Short problem:
Look for "Orders" in the listing below. Gather each line that contains it.

╭──

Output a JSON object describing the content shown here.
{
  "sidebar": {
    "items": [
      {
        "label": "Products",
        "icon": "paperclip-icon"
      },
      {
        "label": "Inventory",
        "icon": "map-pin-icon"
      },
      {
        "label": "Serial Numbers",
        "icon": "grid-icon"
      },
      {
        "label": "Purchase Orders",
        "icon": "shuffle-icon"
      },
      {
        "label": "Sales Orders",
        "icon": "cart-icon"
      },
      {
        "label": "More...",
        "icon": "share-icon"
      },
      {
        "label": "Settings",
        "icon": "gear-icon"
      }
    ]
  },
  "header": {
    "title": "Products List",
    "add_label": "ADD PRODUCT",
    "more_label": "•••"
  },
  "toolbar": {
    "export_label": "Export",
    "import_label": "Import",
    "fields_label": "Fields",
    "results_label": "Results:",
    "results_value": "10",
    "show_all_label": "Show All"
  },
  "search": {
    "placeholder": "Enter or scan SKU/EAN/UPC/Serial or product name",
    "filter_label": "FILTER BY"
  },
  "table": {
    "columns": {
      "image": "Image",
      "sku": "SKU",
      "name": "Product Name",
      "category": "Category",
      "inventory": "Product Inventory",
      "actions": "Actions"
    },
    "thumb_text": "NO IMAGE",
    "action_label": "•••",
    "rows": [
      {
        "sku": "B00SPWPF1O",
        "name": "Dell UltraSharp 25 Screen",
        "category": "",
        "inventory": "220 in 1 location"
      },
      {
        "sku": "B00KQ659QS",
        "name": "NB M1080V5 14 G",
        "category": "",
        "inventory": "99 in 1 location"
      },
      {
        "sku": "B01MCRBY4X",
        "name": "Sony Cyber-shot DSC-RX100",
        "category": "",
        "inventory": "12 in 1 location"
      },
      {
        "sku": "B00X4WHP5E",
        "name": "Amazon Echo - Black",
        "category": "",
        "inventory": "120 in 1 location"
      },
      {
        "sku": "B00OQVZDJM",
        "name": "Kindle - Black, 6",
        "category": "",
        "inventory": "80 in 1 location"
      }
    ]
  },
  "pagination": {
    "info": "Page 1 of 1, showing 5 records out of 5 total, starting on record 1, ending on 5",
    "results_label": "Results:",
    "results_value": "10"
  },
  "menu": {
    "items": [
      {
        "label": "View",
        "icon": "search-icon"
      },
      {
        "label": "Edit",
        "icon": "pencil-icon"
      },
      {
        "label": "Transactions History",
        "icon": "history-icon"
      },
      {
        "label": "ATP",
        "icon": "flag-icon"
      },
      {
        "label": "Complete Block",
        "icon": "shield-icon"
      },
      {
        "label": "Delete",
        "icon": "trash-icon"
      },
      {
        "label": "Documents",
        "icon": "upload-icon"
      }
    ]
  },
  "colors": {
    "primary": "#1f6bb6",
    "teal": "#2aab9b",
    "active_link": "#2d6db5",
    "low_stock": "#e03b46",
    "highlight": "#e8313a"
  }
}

╰──

Final result:
        "label": "Purchase Orders",
        "label": "Sales Orders",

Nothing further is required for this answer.